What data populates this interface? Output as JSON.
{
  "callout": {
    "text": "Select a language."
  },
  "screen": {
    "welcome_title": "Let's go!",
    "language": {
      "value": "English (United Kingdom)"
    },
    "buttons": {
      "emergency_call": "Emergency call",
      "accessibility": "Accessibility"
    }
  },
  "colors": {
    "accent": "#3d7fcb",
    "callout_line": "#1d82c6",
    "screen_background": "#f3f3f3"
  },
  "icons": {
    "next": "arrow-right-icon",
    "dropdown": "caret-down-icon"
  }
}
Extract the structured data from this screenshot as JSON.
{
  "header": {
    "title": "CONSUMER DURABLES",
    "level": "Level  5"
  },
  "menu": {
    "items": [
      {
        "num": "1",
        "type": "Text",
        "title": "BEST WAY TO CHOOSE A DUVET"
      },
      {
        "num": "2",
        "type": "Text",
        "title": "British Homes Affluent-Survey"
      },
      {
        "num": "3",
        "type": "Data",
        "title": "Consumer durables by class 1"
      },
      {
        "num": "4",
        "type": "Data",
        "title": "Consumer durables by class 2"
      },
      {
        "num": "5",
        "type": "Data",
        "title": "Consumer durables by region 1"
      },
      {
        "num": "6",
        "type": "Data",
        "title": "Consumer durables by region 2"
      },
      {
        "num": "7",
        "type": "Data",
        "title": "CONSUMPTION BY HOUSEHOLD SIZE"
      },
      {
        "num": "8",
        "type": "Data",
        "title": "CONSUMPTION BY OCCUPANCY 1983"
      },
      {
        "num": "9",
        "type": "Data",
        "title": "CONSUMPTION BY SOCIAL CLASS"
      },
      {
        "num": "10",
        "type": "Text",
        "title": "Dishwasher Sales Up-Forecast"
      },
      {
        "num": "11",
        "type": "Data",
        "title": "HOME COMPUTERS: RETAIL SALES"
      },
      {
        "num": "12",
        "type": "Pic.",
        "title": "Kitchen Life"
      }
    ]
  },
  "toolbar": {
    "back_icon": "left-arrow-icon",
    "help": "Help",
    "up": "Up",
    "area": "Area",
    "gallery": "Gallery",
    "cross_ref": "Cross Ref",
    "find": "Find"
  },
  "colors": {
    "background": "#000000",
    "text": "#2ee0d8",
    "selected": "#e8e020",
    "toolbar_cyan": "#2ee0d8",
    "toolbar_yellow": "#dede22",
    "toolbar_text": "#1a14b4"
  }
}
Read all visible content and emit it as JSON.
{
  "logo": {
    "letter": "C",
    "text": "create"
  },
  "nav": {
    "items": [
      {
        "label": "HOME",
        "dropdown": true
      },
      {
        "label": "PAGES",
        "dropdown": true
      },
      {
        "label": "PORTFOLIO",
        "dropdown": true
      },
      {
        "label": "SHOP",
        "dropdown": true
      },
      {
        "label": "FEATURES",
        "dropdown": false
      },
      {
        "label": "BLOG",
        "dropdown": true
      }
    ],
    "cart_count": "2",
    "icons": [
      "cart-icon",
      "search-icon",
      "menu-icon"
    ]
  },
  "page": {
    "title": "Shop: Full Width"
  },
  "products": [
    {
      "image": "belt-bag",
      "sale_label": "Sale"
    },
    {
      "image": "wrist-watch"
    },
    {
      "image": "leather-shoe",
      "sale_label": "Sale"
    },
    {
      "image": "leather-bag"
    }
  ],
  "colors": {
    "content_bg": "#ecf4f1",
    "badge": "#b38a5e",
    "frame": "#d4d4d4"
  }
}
= = = =
* Instructions to follow *
From the records above, extract each line exactly as shown.

* Solution to this problem *
What data populates this interface? Output as JSON.
{
  "callout": {
    "text": "Select a language."
  },
  "screen": {
    "welcome_title": "Let's go!",
    "language": {
      "value": "English (United Kingdom)"
    },
    "buttons": {
      "emergency_call": "Emergency call",
      "accessibility": "Accessibility"
    }
  },
  "colors": {
    "accent": "#3d7fcb",
    "callout_line": "#1d82c6",
    "screen_background": "#f3f3f3"
  },
  "icons": {
    "next": "arrow-right-icon",
    "dropdown": "caret-down-icon"
  }
}
Extract the structured data from this screenshot as JSON.
{
  "header": {
    "title": "CONSUMER DURABLES",
    "level": "Level  5"
  },
  "menu": {
    "items": [
      {
        "num": "1",
        "type": "Text",
        "title": "BEST WAY TO CHOOSE A DUVET"
      },
      {
        "num": "2",
        "type": "Text",
        "title": "British Homes Affluent-Survey"
      },
      {
        "num": "3",
        "type": "Data",
        "title": "Consumer durables by class 1"
      },
      {
        "num": "4",
        "type": "Data",
        "title": "Consumer durables by class 2"
      },
      {
        "num": "5",
        "type": "Data",
        "title": "Consumer durables by region 1"
      },
      {
        "num": "6",
        "type": "Data",
        "title": "Consumer durables by region 2"
      },
      {
        "num": "7",
        "type": "Data",
        "title": "CONSUMPTION BY HOUSEHOLD SIZE"
      },
      {
        "num": "8",
        "type": "Data",
        "title": "CONSUMPTION BY OCCUPANCY 1983"
      },
      {
        "num": "9",
        "type": "Data",
        "title": "CONSUMPTION BY SOCIAL CLASS"
      },
      {
        "num": "10",
        "type": "Text",
        "title": "Dishwasher Sales Up-Forecast"
      },
      {
        "num": "11",
        "type": "Data",
        "title": "HOME COMPUTERS: RETAIL SALES"
      },
      {
        "num": "12",
        "type": "Pic.",
        "title": "Kitchen Life"
      }
    ]
  },
  "toolbar": {
    "back_icon": "left-arrow-icon",
    "help": "Help",
    "up": "Up",
    "area": "Area",
    "gallery": "Gallery",
    "cross_ref": "Cross Ref",
    "find": "Find"
  },
  "colors": {
    "background": "#000000",
    "text": "#2ee0d8",
    "selected": "#e8e020",
    "toolbar_cyan": "#2ee0d8",
    "toolbar_yellow": "#dede22",
    "toolbar_text": "#1a14b4"
  }
}
Read all visible content and emit it as JSON.
{
  "logo": {
    "letter": "C",
    "text": "create"
  },
  "nav": {
    "items": [
      {
        "label": "HOME",
        "dropdown": true
      },
      {
        "label": "PAGES",
        "dropdown": true
      },
      {
        "label": "PORTFOLIO",
        "dropdown": true
      },
      {
        "label": "SHOP",
        "dropdown": true
      },
      {
        "label": "FEATURES",
        "dropdown": false
      },
      {
        "label": "BLOG",
        "dropdown": true
      }
    ],
    "cart_count": "2",
    "icons": [
      "cart-icon",
      "search-icon",
      "menu-icon"
    ]
  },
  "page": {
    "title": "Shop: Full Width"
  },
  "products": [
    {
      "image": "belt-bag",
      "sale_label": "Sale"
    },
    {
      "image": "wrist-watch"
    },
    {
      "image": "leather-shoe",
      "sale_label": "Sale"
    },
    {
      "image": "leather-bag"
    }
  ],
  "colors": {
    "content_bg": "#ecf4f1",
    "badge": "#b38a5e",
    "frame": "#d4d4d4"
  }
}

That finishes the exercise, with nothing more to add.